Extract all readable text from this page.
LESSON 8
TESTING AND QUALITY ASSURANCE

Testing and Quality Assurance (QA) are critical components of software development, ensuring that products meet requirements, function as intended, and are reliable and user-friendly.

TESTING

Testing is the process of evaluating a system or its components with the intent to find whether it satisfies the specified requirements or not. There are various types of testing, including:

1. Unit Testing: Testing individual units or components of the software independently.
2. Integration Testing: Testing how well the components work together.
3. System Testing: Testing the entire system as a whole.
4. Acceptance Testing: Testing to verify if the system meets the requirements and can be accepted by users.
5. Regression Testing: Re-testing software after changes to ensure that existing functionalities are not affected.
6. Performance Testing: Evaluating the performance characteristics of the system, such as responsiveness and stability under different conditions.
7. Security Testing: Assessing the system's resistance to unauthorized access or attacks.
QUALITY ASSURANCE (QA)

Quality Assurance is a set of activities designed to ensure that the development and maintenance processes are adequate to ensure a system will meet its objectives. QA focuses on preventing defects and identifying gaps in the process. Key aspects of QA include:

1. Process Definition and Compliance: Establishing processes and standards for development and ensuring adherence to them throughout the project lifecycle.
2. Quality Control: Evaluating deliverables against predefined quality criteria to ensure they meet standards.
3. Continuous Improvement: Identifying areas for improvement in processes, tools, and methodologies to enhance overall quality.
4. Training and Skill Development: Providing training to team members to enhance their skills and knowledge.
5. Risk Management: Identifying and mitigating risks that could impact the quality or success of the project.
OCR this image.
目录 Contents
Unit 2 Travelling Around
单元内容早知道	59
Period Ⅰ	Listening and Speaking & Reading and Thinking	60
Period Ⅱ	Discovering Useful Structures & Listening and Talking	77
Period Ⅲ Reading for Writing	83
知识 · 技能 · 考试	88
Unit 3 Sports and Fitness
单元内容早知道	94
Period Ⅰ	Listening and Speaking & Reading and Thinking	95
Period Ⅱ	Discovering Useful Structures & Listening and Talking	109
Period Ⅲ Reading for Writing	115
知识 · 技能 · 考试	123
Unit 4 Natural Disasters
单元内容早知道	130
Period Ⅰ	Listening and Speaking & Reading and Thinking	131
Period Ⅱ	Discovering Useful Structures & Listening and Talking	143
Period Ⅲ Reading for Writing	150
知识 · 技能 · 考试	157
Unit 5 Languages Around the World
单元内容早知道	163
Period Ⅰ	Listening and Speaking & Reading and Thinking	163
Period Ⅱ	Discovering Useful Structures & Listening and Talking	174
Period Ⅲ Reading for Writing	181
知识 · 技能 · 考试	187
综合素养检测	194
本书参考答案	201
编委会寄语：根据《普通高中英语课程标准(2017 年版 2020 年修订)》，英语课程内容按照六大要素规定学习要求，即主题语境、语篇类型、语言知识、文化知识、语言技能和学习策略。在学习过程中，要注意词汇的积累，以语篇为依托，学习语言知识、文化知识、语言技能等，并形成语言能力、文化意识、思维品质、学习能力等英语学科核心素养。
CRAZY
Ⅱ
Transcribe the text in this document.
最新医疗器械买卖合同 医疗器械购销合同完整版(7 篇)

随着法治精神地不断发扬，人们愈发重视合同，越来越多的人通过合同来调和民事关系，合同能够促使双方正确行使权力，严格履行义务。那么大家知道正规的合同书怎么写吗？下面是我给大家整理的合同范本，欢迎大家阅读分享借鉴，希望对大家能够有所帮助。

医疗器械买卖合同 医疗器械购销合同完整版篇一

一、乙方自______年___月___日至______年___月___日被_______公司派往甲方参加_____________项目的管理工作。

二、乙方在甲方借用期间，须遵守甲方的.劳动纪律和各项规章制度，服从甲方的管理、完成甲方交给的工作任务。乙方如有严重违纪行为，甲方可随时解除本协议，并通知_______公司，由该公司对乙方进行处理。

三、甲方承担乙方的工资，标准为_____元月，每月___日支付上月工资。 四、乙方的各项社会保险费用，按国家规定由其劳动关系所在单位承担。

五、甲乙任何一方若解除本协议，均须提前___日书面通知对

☆ ☆ ☆ ☆

_Prompt_. Transcribe the entire listing above precisely.

_Right answer_.
Extract all readable text from this page.
LESSON 8
TESTING AND QUALITY ASSURANCE

Testing and Quality Assurance (QA) are critical components of software development, ensuring that products meet requirements, function as intended, and are reliable and user-friendly.

TESTING

Testing is the process of evaluating a system or its components with the intent to find whether it satisfies the specified requirements or not. There are various types of testing, including:

1. Unit Testing: Testing individual units or components of the software independently.
2. Integration Testing: Testing how well the components work together.
3. System Testing: Testing the entire system as a whole.
4. Acceptance Testing: Testing to verify if the system meets the requirements and can be accepted by users.
5. Regression Testing: Re-testing software after changes to ensure that existing functionalities are not affected.
6. Performance Testing: Evaluating the performance characteristics of the system, such as responsiveness and stability under different conditions.
7. Security Testing: Assessing the system's resistance to unauthorized access or attacks.
QUALITY ASSURANCE (QA)

Quality Assurance is a set of activities designed to ensure that the development and maintenance processes are adequate to ensure a system will meet its objectives. QA focuses on preventing defects and identifying gaps in the process. Key aspects of QA include:

1. Process Definition and Compliance: Establishing processes and standards for development and ensuring adherence to them throughout the project lifecycle.
2. Quality Control: Evaluating deliverables against predefined quality criteria to ensure they meet standards.
3. Continuous Improvement: Identifying areas for improvement in processes, tools, and methodologies to enhance overall quality.
4. Training and Skill Development: Providing training to team members to enhance their skills and knowledge.
5. Risk Management: Identifying and mitigating risks that could impact the quality or success of the project.
OCR this image.
目录 Contents
Unit 2 Travelling Around
单元内容早知道	59
Period Ⅰ	Listening and Speaking & Reading and Thinking	60
Period Ⅱ	Discovering Useful Structures & Listening and Talking	77
Period Ⅲ Reading for Writing	83
知识 · 技能 · 考试	88
Unit 3 Sports and Fitness
单元内容早知道	94
Period Ⅰ	Listening and Speaking & Reading and Thinking	95
Period Ⅱ	Discovering Useful Structures & Listening and Talking	109
Period Ⅲ Reading for Writing	115
知识 · 技能 · 考试	123
Unit 4 Natural Disasters
单元内容早知道	130
Period Ⅰ	Listening and Speaking & Reading and Thinking	131
Period Ⅱ	Discovering Useful Structures & Listening and Talking	143
Period Ⅲ Reading for Writing	150
知识 · 技能 · 考试	157
Unit 5 Languages Around the World
单元内容早知道	163
Period Ⅰ	Listening and Speaking & Reading and Thinking	163
Period Ⅱ	Discovering Useful Structures & Listening and Talking	174
Period Ⅲ Reading for Writing	181
知识 · 技能 · 考试	187
综合素养检测	194
本书参考答案	201
编委会寄语：根据《普通高中英语课程标准(2017 年版 2020 年修订)》，英语课程内容按照六大要素规定学习要求，即主题语境、语篇类型、语言知识、文化知识、语言技能和学习策略。在学习过程中，要注意词汇的积累，以语篇为依托，学习语言知识、文化知识、语言技能等，并形成语言能力、文化意识、思维品质、学习能力等英语学科核心素养。
CRAZY
Ⅱ
Transcribe the text in this document.
最新医疗器械买卖合同 医疗器械购销合同完整版(7 篇)

随着法治精神地不断发扬，人们愈发重视合同，越来越多的人通过合同来调和民事关系，合同能够促使双方正确行使权力，严格履行义务。那么大家知道正规的合同书怎么写吗？下面是我给大家整理的合同范本，欢迎大家阅读分享借鉴，希望对大家能够有所帮助。

医疗器械买卖合同 医疗器械购销合同完整版篇一

一、乙方自______年___月___日至______年___月___日被_______公司派往甲方参加_____________项目的管理工作。

二、乙方在甲方借用期间，须遵守甲方的.劳动纪律和各项规章制度，服从甲方的管理、完成甲方交给的工作任务。乙方如有严重违纪行为，甲方可随时解除本协议，并通知_______公司，由该公司对乙方进行处理。

三、甲方承担乙方的工资，标准为_____元月，每月___日支付上月工资。 四、乙方的各项社会保险费用，按国家规定由其劳动关系所在单位承担。

五、甲乙任何一方若解除本协议，均须提前___日书面通知对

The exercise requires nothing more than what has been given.